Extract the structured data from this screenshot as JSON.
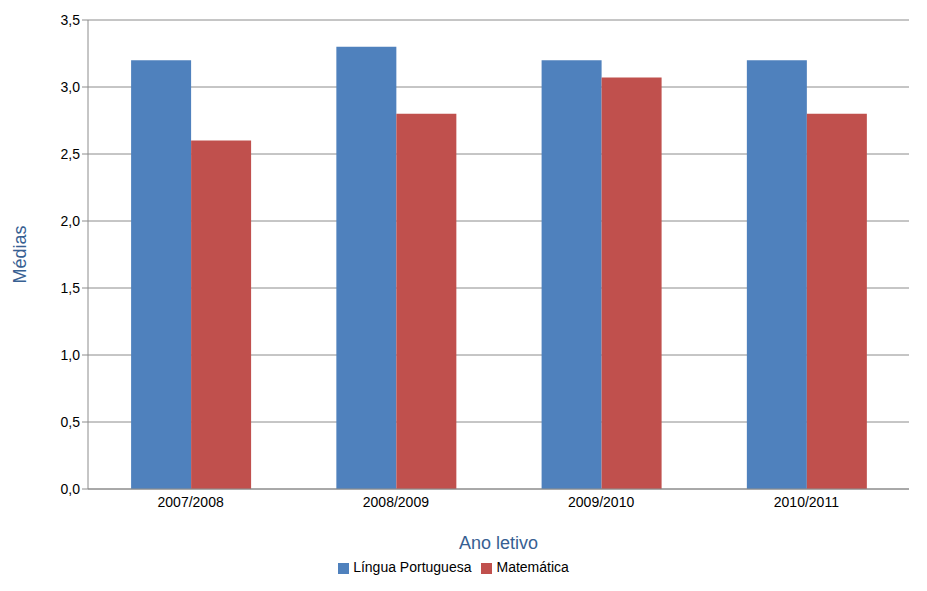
{
  "chart_data": {
    "type": "bar",
    "categories": [
      "2007/2008",
      "2008/2009",
      "2009/2010",
      "2010/2011"
    ],
    "series": [
      {
        "name": "Língua Portuguesa",
        "color": "#4f81bd",
        "values": [
          3.2,
          3.3,
          3.2,
          3.2
        ]
      },
      {
        "name": "Matemática",
        "color": "#c0504d",
        "values": [
          2.6,
          2.8,
          3.07,
          2.8
        ]
      }
    ],
    "x_label": "Ano letivo",
    "y_label": "Médias",
    "ylim": [
      0,
      3.5
    ],
    "yticks": [
      {
        "value": 0,
        "label": "0,0"
      },
      {
        "value": 0.5,
        "label": "0,5"
      },
      {
        "value": 1,
        "label": "1,0"
      },
      {
        "value": 1.5,
        "label": "1,5"
      },
      {
        "value": 2,
        "label": "2,0"
      },
      {
        "value": 2.5,
        "label": "2,5"
      },
      {
        "value": 3,
        "label": "3,0"
      },
      {
        "value": 3.5,
        "label": "3,5"
      }
    ],
    "grid": true,
    "legend": "bottom"
  }
}
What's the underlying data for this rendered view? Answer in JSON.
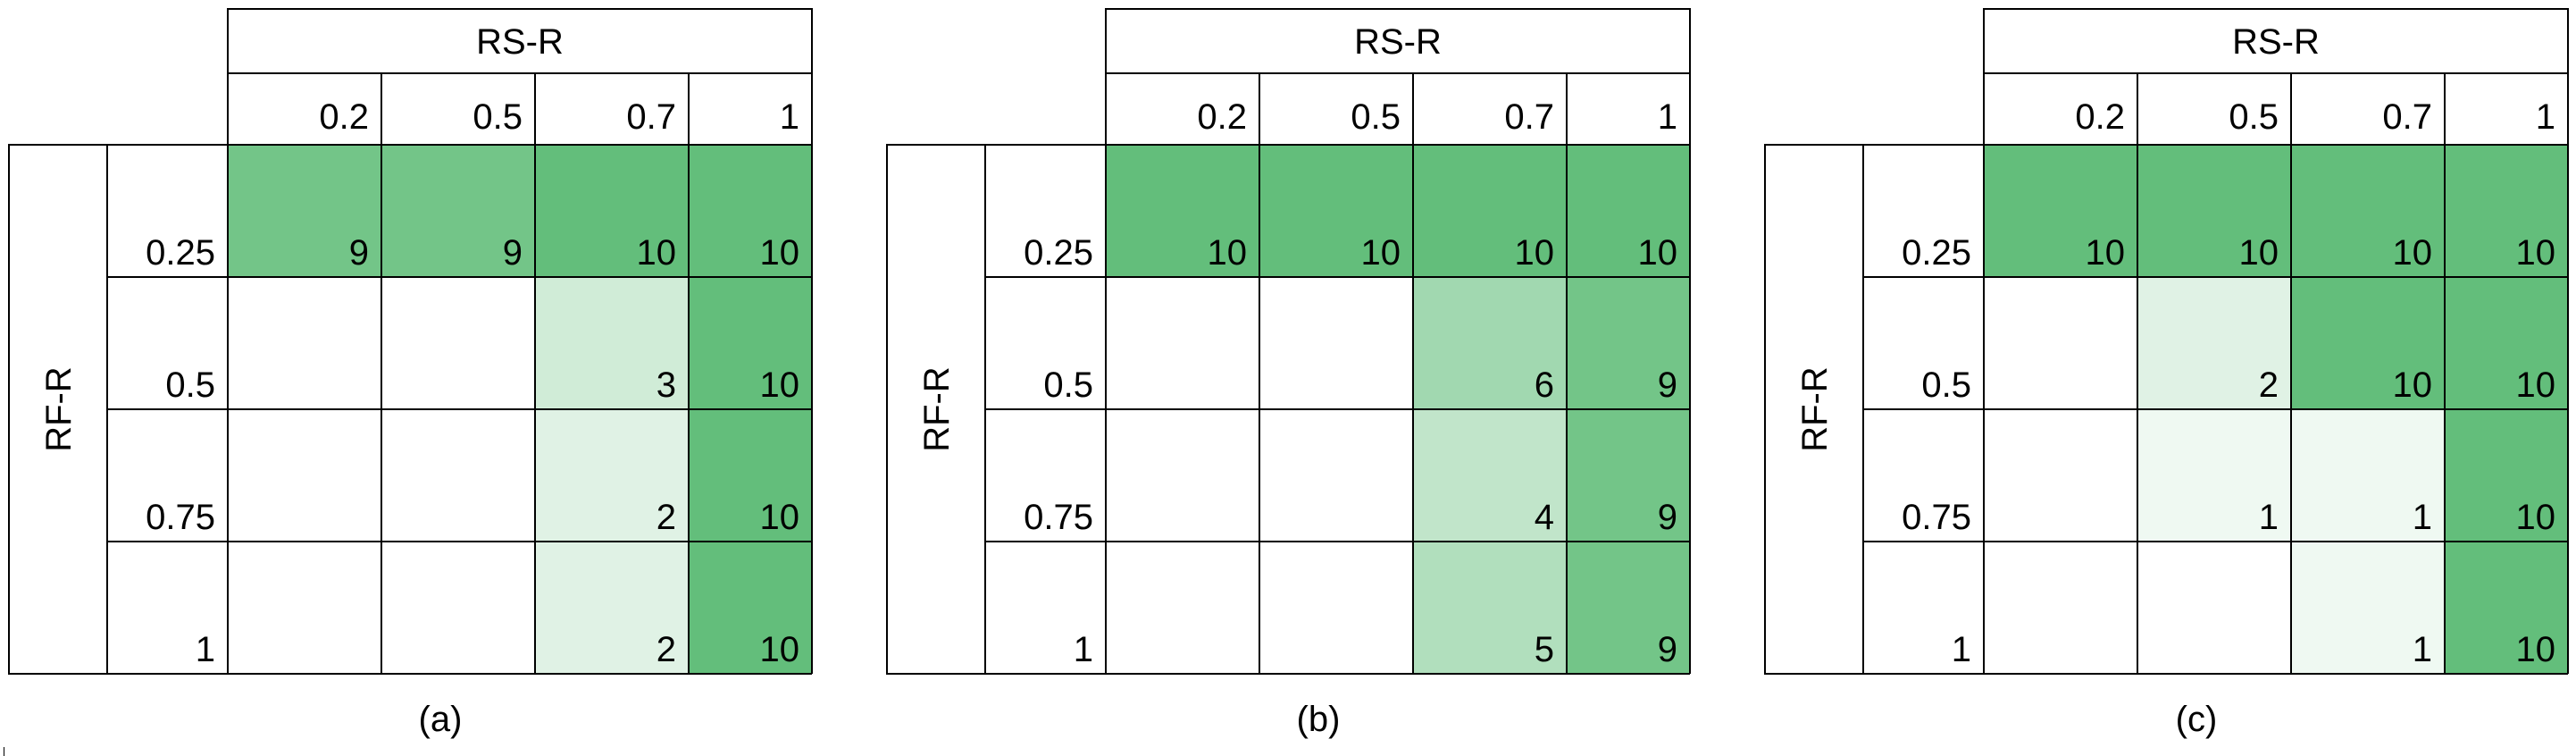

[What the exercise asks] Would you set down the listing exactly, omitting pictures?

[Exercise result]
Extract the structured data from this screenshot as JSON.
{
  "chart_data": {
    "type": "bar",
    "categories": [
      "2007/2008",
      "2008/2009",
      "2009/2010",
      "2010/2011"
    ],
    "series": [
      {
        "name": "Língua Portuguesa",
        "color": "#4f81bd",
        "values": [
          3.2,
          3.3,
          3.2,
          3.2
        ]
      },
      {
        "name": "Matemática",
        "color": "#c0504d",
        "values": [
          2.6,
          2.8,
          3.07,
          2.8
        ]
      }
    ],
    "x_label": "Ano letivo",
    "y_label": "Médias",
    "ylim": [
      0,
      3.5
    ],
    "yticks": [
      {
        "value": 0,
        "label": "0,0"
      },
      {
        "value": 0.5,
        "label": "0,5"
      },
      {
        "value": 1,
        "label": "1,0"
      },
      {
        "value": 1.5,
        "label": "1,5"
      },
      {
        "value": 2,
        "label": "2,0"
      },
      {
        "value": 2.5,
        "label": "2,5"
      },
      {
        "value": 3,
        "label": "3,0"
      },
      {
        "value": 3.5,
        "label": "3,5"
      }
    ],
    "grid": true,
    "legend": "bottom"
  }
}
What's the underlying data for this rendered view? Answer in JSON.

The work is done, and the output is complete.